[YOUR GOAL]:
Filter the data for lines with the word "text", then copy every line so identified.

[MATERIAL FOR THIS TASK]:

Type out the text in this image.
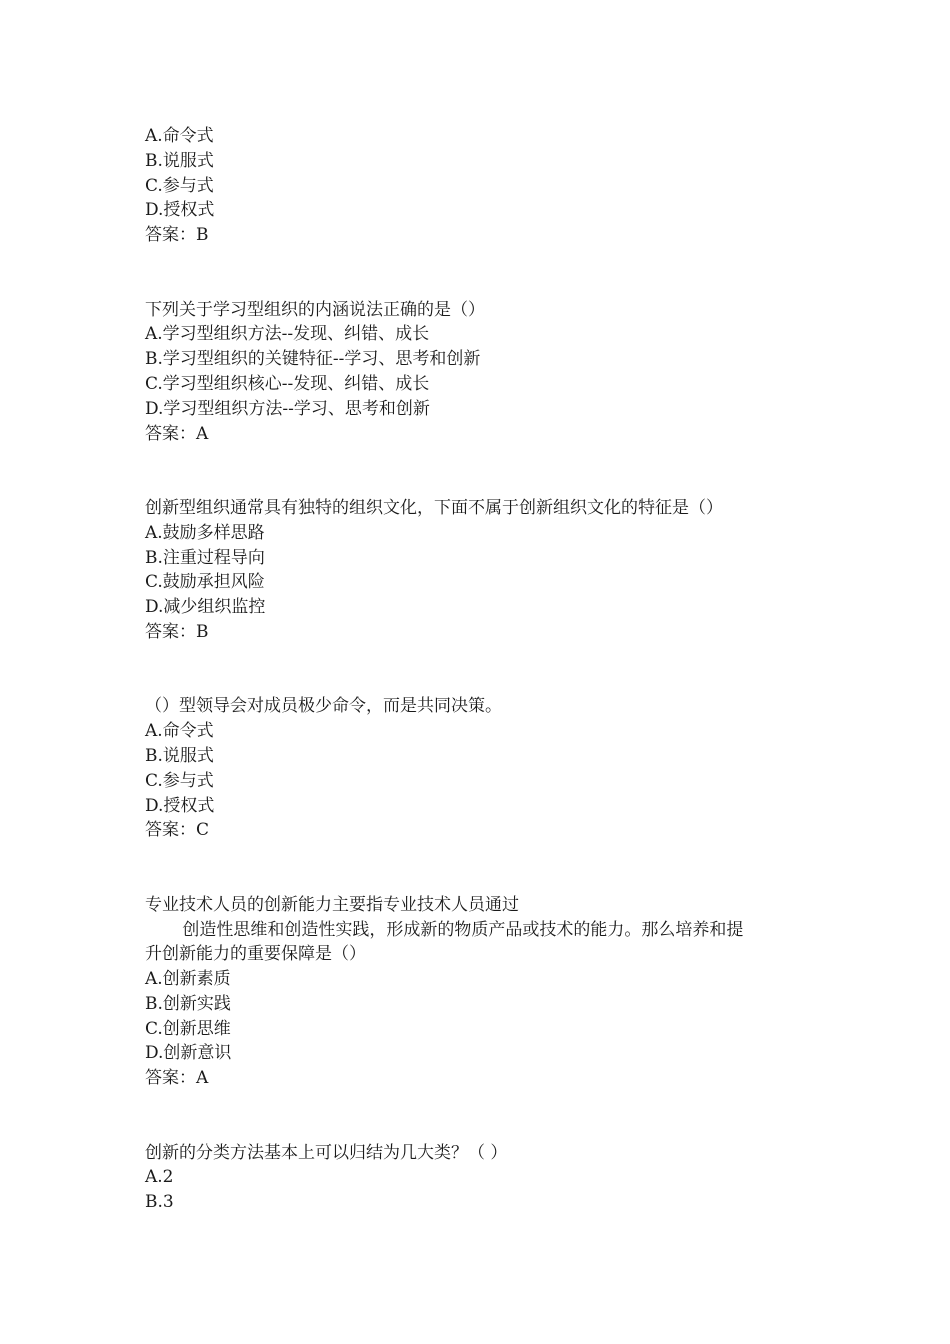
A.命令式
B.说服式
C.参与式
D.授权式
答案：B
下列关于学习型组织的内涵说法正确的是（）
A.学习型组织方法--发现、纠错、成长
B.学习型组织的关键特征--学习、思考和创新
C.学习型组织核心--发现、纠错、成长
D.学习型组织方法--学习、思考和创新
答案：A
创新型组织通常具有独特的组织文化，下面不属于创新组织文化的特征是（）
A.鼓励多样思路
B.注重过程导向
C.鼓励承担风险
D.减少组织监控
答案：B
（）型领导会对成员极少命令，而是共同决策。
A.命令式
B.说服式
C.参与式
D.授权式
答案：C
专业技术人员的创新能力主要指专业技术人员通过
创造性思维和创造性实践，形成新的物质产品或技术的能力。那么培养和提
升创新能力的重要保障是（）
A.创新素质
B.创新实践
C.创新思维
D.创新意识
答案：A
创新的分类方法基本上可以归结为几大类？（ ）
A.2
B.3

* * *

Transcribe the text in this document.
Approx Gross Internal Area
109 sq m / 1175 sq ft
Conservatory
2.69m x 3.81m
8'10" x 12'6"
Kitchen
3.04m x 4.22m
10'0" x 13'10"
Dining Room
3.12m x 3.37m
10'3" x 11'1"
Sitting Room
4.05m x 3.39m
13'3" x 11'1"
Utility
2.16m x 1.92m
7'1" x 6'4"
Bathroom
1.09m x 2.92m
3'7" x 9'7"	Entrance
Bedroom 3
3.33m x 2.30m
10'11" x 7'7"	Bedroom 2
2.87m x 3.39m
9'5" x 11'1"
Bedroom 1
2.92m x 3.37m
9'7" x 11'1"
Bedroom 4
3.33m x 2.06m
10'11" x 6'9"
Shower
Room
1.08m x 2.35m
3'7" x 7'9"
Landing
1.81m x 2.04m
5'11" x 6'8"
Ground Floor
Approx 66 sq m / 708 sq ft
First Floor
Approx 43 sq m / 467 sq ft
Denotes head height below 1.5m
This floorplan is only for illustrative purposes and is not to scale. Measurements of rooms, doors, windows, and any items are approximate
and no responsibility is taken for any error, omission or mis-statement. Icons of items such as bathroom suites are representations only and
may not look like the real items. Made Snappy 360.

[ANSWER FOR THE TASK]:
Type out the text in this image.
Transcribe the text in this document.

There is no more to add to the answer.